[Collected data]
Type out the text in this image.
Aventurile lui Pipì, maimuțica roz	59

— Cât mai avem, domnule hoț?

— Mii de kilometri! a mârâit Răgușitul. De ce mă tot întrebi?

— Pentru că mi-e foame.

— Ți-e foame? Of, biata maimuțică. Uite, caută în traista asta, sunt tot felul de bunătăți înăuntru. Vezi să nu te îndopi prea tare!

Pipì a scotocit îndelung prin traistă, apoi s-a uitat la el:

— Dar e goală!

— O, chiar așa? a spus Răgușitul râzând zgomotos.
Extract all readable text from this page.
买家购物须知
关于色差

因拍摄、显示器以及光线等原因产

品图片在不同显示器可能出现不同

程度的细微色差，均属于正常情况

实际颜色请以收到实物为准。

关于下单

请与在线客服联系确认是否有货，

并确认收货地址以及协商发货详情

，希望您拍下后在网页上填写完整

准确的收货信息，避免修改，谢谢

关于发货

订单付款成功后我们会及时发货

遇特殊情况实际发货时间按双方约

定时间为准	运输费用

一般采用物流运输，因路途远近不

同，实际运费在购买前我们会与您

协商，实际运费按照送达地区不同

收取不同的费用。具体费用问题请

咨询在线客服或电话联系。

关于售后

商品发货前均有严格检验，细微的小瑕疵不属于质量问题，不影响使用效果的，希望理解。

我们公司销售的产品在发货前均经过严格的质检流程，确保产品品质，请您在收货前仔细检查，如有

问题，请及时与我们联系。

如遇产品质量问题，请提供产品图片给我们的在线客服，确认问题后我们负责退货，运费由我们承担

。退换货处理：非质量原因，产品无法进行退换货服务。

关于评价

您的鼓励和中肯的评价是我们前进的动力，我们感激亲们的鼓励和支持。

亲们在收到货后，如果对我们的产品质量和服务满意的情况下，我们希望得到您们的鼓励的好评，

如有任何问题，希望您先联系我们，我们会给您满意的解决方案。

# EXERCISE DIRECTIONS
Copy all the records above precisely.

# CORRECT ANSWER
Type out the text in this image.
Aventurile lui Pipì, maimuțica roz	59

— Cât mai avem, domnule hoț?

— Mii de kilometri! a mârâit Răgușitul. De ce mă tot întrebi?

— Pentru că mi-e foame.

— Ți-e foame? Of, biata maimuțică. Uite, caută în traista asta, sunt tot felul de bunătăți înăuntru. Vezi să nu te îndopi prea tare!

Pipì a scotocit îndelung prin traistă, apoi s-a uitat la el:

— Dar e goală!

— O, chiar așa? a spus Răgușitul râzând zgomotos.
Extract all readable text from this page.
买家购物须知
关于色差

因拍摄、显示器以及光线等原因产

品图片在不同显示器可能出现不同

程度的细微色差，均属于正常情况

实际颜色请以收到实物为准。

关于下单

请与在线客服联系确认是否有货，

并确认收货地址以及协商发货详情

，希望您拍下后在网页上填写完整

准确的收货信息，避免修改，谢谢

关于发货

订单付款成功后我们会及时发货

遇特殊情况实际发货时间按双方约

定时间为准	运输费用

一般采用物流运输，因路途远近不

同，实际运费在购买前我们会与您

协商，实际运费按照送达地区不同

收取不同的费用。具体费用问题请

咨询在线客服或电话联系。

关于售后

商品发货前均有严格检验，细微的小瑕疵不属于质量问题，不影响使用效果的，希望理解。

我们公司销售的产品在发货前均经过严格的质检流程，确保产品品质，请您在收货前仔细检查，如有

问题，请及时与我们联系。

如遇产品质量问题，请提供产品图片给我们的在线客服，确认问题后我们负责退货，运费由我们承担

。退换货处理：非质量原因，产品无法进行退换货服务。

关于评价

您的鼓励和中肯的评价是我们前进的动力，我们感激亲们的鼓励和支持。

亲们在收到货后，如果对我们的产品质量和服务满意的情况下，我们希望得到您们的鼓励的好评，

如有任何问题，希望您先联系我们，我们会给您满意的解决方案。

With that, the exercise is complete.